▶ PROBLEM STATEMENT
Each entry below should be reproduced character for character.

▶ Chart and figure data
------------------------------------------------------------

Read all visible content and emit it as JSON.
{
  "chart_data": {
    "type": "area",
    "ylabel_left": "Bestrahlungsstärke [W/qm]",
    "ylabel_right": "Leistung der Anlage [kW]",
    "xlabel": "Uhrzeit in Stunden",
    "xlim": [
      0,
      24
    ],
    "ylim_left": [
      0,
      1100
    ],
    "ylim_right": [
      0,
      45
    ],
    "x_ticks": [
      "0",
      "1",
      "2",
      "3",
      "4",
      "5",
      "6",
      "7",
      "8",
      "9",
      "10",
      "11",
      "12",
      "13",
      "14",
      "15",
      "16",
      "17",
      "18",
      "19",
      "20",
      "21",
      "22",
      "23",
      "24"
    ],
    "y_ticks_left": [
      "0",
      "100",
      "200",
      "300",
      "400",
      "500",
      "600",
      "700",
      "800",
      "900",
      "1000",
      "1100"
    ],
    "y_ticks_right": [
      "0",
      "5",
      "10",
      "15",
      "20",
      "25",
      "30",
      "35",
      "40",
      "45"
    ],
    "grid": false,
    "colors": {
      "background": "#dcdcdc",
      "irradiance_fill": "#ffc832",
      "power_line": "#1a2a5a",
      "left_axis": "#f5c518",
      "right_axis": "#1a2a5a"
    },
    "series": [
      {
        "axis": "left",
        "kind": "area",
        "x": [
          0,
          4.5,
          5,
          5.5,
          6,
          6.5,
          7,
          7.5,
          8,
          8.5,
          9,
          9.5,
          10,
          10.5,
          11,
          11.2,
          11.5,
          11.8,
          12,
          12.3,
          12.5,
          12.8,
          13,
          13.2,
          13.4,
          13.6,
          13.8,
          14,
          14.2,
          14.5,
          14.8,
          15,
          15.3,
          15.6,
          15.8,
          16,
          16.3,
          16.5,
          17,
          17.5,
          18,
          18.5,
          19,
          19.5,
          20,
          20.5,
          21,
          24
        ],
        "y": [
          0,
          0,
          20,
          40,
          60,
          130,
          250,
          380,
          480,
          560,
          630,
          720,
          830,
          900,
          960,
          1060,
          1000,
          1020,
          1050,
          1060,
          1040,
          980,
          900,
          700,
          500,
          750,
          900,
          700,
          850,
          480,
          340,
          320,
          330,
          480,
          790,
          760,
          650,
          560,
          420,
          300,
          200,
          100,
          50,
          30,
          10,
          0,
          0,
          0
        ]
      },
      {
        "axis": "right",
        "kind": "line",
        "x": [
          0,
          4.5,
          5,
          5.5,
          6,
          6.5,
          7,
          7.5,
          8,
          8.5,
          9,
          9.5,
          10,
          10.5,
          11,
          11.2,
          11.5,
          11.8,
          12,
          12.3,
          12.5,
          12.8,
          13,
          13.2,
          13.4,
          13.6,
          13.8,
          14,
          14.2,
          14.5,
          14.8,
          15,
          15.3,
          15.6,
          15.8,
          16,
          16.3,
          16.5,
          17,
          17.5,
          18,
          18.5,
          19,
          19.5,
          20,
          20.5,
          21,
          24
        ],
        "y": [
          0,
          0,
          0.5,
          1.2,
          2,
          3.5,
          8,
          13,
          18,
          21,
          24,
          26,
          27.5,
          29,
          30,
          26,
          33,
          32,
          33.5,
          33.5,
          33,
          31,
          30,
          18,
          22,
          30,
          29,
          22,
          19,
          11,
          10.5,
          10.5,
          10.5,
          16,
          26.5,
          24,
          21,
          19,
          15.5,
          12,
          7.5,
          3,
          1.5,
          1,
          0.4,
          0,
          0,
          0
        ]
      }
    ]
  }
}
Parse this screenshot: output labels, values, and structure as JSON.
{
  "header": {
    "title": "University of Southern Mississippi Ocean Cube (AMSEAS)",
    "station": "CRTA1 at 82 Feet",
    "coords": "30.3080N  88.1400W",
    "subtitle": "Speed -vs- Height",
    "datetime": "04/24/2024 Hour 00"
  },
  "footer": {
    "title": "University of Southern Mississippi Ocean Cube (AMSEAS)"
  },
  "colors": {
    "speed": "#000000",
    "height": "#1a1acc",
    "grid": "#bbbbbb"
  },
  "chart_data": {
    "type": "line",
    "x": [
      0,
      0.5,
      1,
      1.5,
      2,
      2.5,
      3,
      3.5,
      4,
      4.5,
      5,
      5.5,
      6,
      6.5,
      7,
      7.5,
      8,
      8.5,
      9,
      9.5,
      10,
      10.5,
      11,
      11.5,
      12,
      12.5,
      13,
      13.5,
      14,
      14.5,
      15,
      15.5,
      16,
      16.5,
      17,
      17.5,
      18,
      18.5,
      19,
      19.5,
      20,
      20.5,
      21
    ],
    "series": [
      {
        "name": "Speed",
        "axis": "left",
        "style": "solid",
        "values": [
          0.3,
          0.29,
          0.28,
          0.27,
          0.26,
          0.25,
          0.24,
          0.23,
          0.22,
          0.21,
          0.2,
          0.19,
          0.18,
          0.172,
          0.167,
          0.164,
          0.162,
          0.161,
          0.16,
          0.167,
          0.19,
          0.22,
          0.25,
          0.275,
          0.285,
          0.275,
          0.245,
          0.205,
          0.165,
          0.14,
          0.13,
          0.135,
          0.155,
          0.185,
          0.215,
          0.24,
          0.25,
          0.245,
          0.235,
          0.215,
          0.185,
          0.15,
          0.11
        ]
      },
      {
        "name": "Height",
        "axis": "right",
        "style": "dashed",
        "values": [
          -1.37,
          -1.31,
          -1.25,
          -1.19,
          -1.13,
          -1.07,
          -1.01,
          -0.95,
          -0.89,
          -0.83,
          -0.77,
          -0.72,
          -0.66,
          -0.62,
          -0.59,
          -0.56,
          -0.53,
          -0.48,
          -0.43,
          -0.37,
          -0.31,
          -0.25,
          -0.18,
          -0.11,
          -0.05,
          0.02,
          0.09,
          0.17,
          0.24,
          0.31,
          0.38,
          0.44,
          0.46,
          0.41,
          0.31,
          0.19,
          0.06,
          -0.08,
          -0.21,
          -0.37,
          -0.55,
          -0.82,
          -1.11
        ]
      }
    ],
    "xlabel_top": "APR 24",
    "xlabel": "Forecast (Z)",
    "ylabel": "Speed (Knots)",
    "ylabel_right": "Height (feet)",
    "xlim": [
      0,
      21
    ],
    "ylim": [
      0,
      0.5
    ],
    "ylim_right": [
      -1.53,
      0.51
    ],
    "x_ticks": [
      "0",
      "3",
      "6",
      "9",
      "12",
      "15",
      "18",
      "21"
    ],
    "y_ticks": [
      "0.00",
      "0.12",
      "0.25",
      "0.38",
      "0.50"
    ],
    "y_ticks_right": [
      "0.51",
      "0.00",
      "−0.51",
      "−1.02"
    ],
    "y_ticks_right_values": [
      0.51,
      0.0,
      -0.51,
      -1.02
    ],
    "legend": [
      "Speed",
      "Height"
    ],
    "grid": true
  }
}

------------------------------------------------------------

▶ RESPONSE TO THE EXERCISE
Read all visible content and emit it as JSON.
{
  "chart_data": {
    "type": "area",
    "ylabel_left": "Bestrahlungsstärke [W/qm]",
    "ylabel_right": "Leistung der Anlage [kW]",
    "xlabel": "Uhrzeit in Stunden",
    "xlim": [
      0,
      24
    ],
    "ylim_left": [
      0,
      1100
    ],
    "ylim_right": [
      0,
      45
    ],
    "x_ticks": [
      "0",
      "1",
      "2",
      "3",
      "4",
      "5",
      "6",
      "7",
      "8",
      "9",
      "10",
      "11",
      "12",
      "13",
      "14",
      "15",
      "16",
      "17",
      "18",
      "19",
      "20",
      "21",
      "22",
      "23",
      "24"
    ],
    "y_ticks_left": [
      "0",
      "100",
      "200",
      "300",
      "400",
      "500",
      "600",
      "700",
      "800",
      "900",
      "1000",
      "1100"
    ],
    "y_ticks_right": [
      "0",
      "5",
      "10",
      "15",
      "20",
      "25",
      "30",
      "35",
      "40",
      "45"
    ],
    "grid": false,
    "colors": {
      "background": "#dcdcdc",
      "irradiance_fill": "#ffc832",
      "power_line": "#1a2a5a",
      "left_axis": "#f5c518",
      "right_axis": "#1a2a5a"
    },
    "series": [
      {
        "axis": "left",
        "kind": "area",
        "x": [
          0,
          4.5,
          5,
          5.5,
          6,
          6.5,
          7,
          7.5,
          8,
          8.5,
          9,
          9.5,
          10,
          10.5,
          11,
          11.2,
          11.5,
          11.8,
          12,
          12.3,
          12.5,
          12.8,
          13,
          13.2,
          13.4,
          13.6,
          13.8,
          14,
          14.2,
          14.5,
          14.8,
          15,
          15.3,
          15.6,
          15.8,
          16,
          16.3,
          16.5,
          17,
          17.5,
          18,
          18.5,
          19,
          19.5,
          20,
          20.5,
          21,
          24
        ],
        "y": [
          0,
          0,
          20,
          40,
          60,
          130,
          250,
          380,
          480,
          560,
          630,
          720,
          830,
          900,
          960,
          1060,
          1000,
          1020,
          1050,
          1060,
          1040,
          980,
          900,
          700,
          500,
          750,
          900,
          700,
          850,
          480,
          340,
          320,
          330,
          480,
          790,
          760,
          650,
          560,
          420,
          300,
          200,
          100,
          50,
          30,
          10,
          0,
          0,
          0
        ]
      },
      {
        "axis": "right",
        "kind": "line",
        "x": [
          0,
          4.5,
          5,
          5.5,
          6,
          6.5,
          7,
          7.5,
          8,
          8.5,
          9,
          9.5,
          10,
          10.5,
          11,
          11.2,
          11.5,
          11.8,
          12,
          12.3,
          12.5,
          12.8,
          13,
          13.2,
          13.4,
          13.6,
          13.8,
          14,
          14.2,
          14.5,
          14.8,
          15,
          15.3,
          15.6,
          15.8,
          16,
          16.3,
          16.5,
          17,
          17.5,
          18,
          18.5,
          19,
          19.5,
          20,
          20.5,
          21,
          24
        ],
        "y": [
          0,
          0,
          0.5,
          1.2,
          2,
          3.5,
          8,
          13,
          18,
          21,
          24,
          26,
          27.5,
          29,
          30,
          26,
          33,
          32,
          33.5,
          33.5,
          33,
          31,
          30,
          18,
          22,
          30,
          29,
          22,
          19,
          11,
          10.5,
          10.5,
          10.5,
          16,
          26.5,
          24,
          21,
          19,
          15.5,
          12,
          7.5,
          3,
          1.5,
          1,
          0.4,
          0,
          0,
          0
        ]
      }
    ]
  }
}
Parse this screenshot: output labels, values, and structure as JSON.
{
  "header": {
    "title": "University of Southern Mississippi Ocean Cube (AMSEAS)",
    "station": "CRTA1 at 82 Feet",
    "coords": "30.3080N  88.1400W",
    "subtitle": "Speed -vs- Height",
    "datetime": "04/24/2024 Hour 00"
  },
  "footer": {
    "title": "University of Southern Mississippi Ocean Cube (AMSEAS)"
  },
  "colors": {
    "speed": "#000000",
    "height": "#1a1acc",
    "grid": "#bbbbbb"
  },
  "chart_data": {
    "type": "line",
    "x": [
      0,
      0.5,
      1,
      1.5,
      2,
      2.5,
      3,
      3.5,
      4,
      4.5,
      5,
      5.5,
      6,
      6.5,
      7,
      7.5,
      8,
      8.5,
      9,
      9.5,
      10,
      10.5,
      11,
      11.5,
      12,
      12.5,
      13,
      13.5,
      14,
      14.5,
      15,
      15.5,
      16,
      16.5,
      17,
      17.5,
      18,
      18.5,
      19,
      19.5,
      20,
      20.5,
      21
    ],
    "series": [
      {
        "name": "Speed",
        "axis": "left",
        "style": "solid",
        "values": [
          0.3,
          0.29,
          0.28,
          0.27,
          0.26,
          0.25,
          0.24,
          0.23,
          0.22,
          0.21,
          0.2,
          0.19,
          0.18,
          0.172,
          0.167,
          0.164,
          0.162,
          0.161,
          0.16,
          0.167,
          0.19,
          0.22,
          0.25,
          0.275,
          0.285,
          0.275,
          0.245,
          0.205,
          0.165,
          0.14,
          0.13,
          0.135,
          0.155,
          0.185,
          0.215,
          0.24,
          0.25,
          0.245,
          0.235,
          0.215,
          0.185,
          0.15,
          0.11
        ]
      },
      {
        "name": "Height",
        "axis": "right",
        "style": "dashed",
        "values": [
          -1.37,
          -1.31,
          -1.25,
          -1.19,
          -1.13,
          -1.07,
          -1.01,
          -0.95,
          -0.89,
          -0.83,
          -0.77,
          -0.72,
          -0.66,
          -0.62,
          -0.59,
          -0.56,
          -0.53,
          -0.48,
          -0.43,
          -0.37,
          -0.31,
          -0.25,
          -0.18,
          -0.11,
          -0.05,
          0.02,
          0.09,
          0.17,
          0.24,
          0.31,
          0.38,
          0.44,
          0.46,
          0.41,
          0.31,
          0.19,
          0.06,
          -0.08,
          -0.21,
          -0.37,
          -0.55,
          -0.82,
          -1.11
        ]
      }
    ],
    "xlabel_top": "APR 24",
    "xlabel": "Forecast (Z)",
    "ylabel": "Speed (Knots)",
    "ylabel_right": "Height (feet)",
    "xlim": [
      0,
      21
    ],
    "ylim": [
      0,
      0.5
    ],
    "ylim_right": [
      -1.53,
      0.51
    ],
    "x_ticks": [
      "0",
      "3",
      "6",
      "9",
      "12",
      "15",
      "18",
      "21"
    ],
    "y_ticks": [
      "0.00",
      "0.12",
      "0.25",
      "0.38",
      "0.50"
    ],
    "y_ticks_right": [
      "0.51",
      "0.00",
      "−0.51",
      "−1.02"
    ],
    "y_ticks_right_values": [
      0.51,
      0.0,
      -0.51,
      -1.02
    ],
    "legend": [
      "Speed",
      "Height"
    ],
    "grid": true
  }
}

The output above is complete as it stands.